## Goal of the exercise
Print the whole listing exactly.

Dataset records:

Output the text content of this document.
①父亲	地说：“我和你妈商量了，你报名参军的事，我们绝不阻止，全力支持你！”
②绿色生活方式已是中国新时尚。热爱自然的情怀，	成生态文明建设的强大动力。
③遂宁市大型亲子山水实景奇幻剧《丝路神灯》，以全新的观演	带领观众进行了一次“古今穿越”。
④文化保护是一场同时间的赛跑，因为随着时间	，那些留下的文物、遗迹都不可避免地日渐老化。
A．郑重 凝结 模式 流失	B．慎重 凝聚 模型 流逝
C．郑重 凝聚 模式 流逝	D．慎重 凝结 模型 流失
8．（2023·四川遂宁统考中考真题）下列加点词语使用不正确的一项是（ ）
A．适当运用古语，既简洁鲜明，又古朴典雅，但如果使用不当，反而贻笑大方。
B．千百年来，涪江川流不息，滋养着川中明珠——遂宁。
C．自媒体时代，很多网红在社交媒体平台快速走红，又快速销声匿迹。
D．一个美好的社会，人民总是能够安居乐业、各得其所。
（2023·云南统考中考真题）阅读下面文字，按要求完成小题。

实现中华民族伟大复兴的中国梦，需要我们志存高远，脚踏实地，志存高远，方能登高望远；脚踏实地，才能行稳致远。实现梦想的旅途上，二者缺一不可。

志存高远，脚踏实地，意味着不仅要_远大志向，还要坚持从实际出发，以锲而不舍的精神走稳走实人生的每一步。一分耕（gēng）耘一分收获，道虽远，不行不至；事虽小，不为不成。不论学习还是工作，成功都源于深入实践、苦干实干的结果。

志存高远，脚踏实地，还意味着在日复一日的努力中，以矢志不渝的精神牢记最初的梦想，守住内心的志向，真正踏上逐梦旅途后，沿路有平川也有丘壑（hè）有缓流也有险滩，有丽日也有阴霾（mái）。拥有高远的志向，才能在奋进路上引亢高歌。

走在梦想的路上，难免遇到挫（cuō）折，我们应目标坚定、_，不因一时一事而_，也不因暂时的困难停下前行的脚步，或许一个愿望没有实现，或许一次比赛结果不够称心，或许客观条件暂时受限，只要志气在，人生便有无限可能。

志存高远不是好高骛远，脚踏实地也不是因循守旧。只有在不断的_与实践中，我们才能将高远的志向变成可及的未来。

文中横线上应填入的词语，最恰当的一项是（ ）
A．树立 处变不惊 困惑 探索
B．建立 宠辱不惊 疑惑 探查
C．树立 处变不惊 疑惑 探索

## Final answer
Output the text content of this document.
①父亲	地说：“我和你妈商量了，你报名参军的事，我们绝不阻止，全力支持你！”
②绿色生活方式已是中国新时尚。热爱自然的情怀，	成生态文明建设的强大动力。
③遂宁市大型亲子山水实景奇幻剧《丝路神灯》，以全新的观演	带领观众进行了一次“古今穿越”。
④文化保护是一场同时间的赛跑，因为随着时间	，那些留下的文物、遗迹都不可避免地日渐老化。
A．郑重 凝结 模式 流失	B．慎重 凝聚 模型 流逝
C．郑重 凝聚 模式 流逝	D．慎重 凝结 模型 流失
8．（2023·四川遂宁统考中考真题）下列加点词语使用不正确的一项是（ ）
A．适当运用古语，既简洁鲜明，又古朴典雅，但如果使用不当，反而贻笑大方。
B．千百年来，涪江川流不息，滋养着川中明珠——遂宁。
C．自媒体时代，很多网红在社交媒体平台快速走红，又快速销声匿迹。
D．一个美好的社会，人民总是能够安居乐业、各得其所。
（2023·云南统考中考真题）阅读下面文字，按要求完成小题。

实现中华民族伟大复兴的中国梦，需要我们志存高远，脚踏实地，志存高远，方能登高望远；脚踏实地，才能行稳致远。实现梦想的旅途上，二者缺一不可。

志存高远，脚踏实地，意味着不仅要_远大志向，还要坚持从实际出发，以锲而不舍的精神走稳走实人生的每一步。一分耕（gēng）耘一分收获，道虽远，不行不至；事虽小，不为不成。不论学习还是工作，成功都源于深入实践、苦干实干的结果。

志存高远，脚踏实地，还意味着在日复一日的努力中，以矢志不渝的精神牢记最初的梦想，守住内心的志向，真正踏上逐梦旅途后，沿路有平川也有丘壑（hè）有缓流也有险滩，有丽日也有阴霾（mái）。拥有高远的志向，才能在奋进路上引亢高歌。

走在梦想的路上，难免遇到挫（cuō）折，我们应目标坚定、_，不因一时一事而_，也不因暂时的困难停下前行的脚步，或许一个愿望没有实现，或许一次比赛结果不够称心，或许客观条件暂时受限，只要志气在，人生便有无限可能。

志存高远不是好高骛远，脚踏实地也不是因循守旧。只有在不断的_与实践中，我们才能将高远的志向变成可及的未来。

文中横线上应填入的词语，最恰当的一项是（ ）
A．树立 处变不惊 困惑 探索
B．建立 宠辱不惊 疑惑 探查
C．树立 处变不惊 疑惑 探索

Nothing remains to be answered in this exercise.